◆ Request
Count the lines below that contain the word "point" and give only the number.

• • •

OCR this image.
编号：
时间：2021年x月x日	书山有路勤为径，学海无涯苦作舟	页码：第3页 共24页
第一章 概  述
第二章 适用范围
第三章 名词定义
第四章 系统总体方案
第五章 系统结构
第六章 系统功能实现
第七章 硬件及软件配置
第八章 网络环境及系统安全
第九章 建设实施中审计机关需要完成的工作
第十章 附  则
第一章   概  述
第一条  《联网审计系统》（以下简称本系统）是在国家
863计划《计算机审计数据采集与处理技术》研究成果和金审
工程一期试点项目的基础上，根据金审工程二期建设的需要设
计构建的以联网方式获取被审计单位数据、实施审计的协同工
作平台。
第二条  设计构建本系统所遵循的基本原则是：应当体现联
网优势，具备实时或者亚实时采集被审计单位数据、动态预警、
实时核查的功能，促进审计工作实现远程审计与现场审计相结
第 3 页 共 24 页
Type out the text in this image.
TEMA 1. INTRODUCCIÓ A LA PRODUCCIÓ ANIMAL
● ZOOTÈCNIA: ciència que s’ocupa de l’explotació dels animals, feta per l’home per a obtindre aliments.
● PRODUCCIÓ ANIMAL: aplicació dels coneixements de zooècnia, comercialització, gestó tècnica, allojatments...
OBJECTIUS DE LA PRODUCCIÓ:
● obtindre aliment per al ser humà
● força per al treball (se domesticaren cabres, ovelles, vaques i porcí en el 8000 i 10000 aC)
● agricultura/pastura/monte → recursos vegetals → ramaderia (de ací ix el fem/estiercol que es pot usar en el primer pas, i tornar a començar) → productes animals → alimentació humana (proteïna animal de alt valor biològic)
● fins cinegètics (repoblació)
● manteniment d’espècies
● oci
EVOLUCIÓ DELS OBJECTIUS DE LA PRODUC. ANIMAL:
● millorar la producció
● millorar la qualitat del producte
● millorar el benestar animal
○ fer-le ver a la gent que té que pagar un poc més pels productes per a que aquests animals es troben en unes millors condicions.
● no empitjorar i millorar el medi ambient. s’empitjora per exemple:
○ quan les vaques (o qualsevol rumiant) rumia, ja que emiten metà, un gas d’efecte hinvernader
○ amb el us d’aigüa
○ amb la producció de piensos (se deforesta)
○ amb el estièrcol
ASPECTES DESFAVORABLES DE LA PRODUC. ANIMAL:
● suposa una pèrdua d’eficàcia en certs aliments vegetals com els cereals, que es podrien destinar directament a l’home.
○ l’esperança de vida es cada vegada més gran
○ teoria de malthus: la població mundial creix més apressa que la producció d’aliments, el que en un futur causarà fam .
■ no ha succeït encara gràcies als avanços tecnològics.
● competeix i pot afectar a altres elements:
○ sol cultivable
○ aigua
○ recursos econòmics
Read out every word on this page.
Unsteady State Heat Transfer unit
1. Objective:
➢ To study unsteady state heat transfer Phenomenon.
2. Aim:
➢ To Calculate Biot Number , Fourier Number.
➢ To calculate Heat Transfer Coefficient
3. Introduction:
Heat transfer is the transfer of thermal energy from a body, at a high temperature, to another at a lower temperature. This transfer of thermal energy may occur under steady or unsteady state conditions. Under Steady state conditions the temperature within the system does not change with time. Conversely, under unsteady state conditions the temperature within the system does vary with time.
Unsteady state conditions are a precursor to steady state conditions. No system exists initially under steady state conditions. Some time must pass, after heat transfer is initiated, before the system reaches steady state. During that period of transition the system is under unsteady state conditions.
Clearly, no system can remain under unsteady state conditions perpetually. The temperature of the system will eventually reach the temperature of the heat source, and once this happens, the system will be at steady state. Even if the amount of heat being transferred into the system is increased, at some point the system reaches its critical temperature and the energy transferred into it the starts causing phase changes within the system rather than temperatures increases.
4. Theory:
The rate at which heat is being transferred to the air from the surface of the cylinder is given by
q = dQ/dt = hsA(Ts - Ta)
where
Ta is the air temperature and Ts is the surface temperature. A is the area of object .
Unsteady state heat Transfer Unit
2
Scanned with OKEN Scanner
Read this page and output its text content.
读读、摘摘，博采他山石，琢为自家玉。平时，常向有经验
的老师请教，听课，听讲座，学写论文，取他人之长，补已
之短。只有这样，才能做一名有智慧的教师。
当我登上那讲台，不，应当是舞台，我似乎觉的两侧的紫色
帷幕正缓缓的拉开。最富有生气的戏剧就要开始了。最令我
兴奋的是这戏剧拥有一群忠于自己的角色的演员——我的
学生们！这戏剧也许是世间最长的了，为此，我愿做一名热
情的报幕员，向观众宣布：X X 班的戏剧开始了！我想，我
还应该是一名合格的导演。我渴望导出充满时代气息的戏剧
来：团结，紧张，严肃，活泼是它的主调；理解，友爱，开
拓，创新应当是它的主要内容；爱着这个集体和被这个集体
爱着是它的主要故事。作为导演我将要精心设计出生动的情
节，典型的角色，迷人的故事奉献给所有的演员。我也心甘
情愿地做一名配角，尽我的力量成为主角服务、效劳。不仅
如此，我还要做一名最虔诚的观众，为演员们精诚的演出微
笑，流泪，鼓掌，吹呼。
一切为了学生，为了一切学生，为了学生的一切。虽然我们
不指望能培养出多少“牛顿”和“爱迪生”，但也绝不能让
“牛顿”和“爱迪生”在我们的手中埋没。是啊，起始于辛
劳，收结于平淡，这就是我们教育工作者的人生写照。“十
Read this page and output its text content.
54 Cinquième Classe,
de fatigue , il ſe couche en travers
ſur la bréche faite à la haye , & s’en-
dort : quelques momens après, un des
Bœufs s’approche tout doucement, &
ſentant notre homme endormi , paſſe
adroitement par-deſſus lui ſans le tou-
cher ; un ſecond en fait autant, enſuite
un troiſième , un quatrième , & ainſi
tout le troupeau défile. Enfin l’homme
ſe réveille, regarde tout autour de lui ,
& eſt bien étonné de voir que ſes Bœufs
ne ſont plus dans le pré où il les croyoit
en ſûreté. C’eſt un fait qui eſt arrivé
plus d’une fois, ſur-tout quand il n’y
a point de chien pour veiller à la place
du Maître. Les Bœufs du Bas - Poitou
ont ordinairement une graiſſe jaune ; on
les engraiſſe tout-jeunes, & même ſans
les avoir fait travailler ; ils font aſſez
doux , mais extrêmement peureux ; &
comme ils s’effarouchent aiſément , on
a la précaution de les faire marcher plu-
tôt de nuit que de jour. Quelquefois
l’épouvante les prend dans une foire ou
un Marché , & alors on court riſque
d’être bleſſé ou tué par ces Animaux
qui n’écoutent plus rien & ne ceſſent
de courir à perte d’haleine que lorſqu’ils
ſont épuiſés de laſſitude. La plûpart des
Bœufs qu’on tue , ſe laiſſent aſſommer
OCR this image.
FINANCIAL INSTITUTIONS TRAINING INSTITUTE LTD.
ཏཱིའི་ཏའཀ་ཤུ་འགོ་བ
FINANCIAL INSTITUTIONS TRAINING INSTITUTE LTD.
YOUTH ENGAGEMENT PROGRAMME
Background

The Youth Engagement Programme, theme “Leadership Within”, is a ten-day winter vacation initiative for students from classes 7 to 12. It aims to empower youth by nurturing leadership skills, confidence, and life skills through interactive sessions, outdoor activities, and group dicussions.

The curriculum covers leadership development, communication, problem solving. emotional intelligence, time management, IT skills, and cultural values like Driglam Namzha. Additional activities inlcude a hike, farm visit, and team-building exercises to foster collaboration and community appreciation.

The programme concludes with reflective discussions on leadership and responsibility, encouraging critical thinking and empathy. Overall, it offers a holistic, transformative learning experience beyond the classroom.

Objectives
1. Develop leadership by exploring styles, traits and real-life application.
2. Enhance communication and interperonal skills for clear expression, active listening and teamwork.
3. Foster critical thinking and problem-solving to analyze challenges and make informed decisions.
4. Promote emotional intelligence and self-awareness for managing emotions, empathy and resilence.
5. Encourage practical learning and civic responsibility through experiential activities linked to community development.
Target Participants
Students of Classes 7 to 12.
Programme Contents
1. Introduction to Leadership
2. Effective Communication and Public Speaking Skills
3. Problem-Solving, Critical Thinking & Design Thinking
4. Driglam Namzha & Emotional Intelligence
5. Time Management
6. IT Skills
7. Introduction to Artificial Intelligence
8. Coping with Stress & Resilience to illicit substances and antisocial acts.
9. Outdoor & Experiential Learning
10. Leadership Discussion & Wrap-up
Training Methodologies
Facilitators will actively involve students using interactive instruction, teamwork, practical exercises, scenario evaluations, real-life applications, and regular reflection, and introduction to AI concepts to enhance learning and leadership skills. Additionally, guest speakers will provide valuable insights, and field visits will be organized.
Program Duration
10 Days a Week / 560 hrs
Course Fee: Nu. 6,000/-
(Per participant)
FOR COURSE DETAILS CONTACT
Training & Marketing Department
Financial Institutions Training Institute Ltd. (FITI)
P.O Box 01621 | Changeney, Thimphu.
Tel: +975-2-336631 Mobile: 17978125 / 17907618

• • •

◆ Written answer
2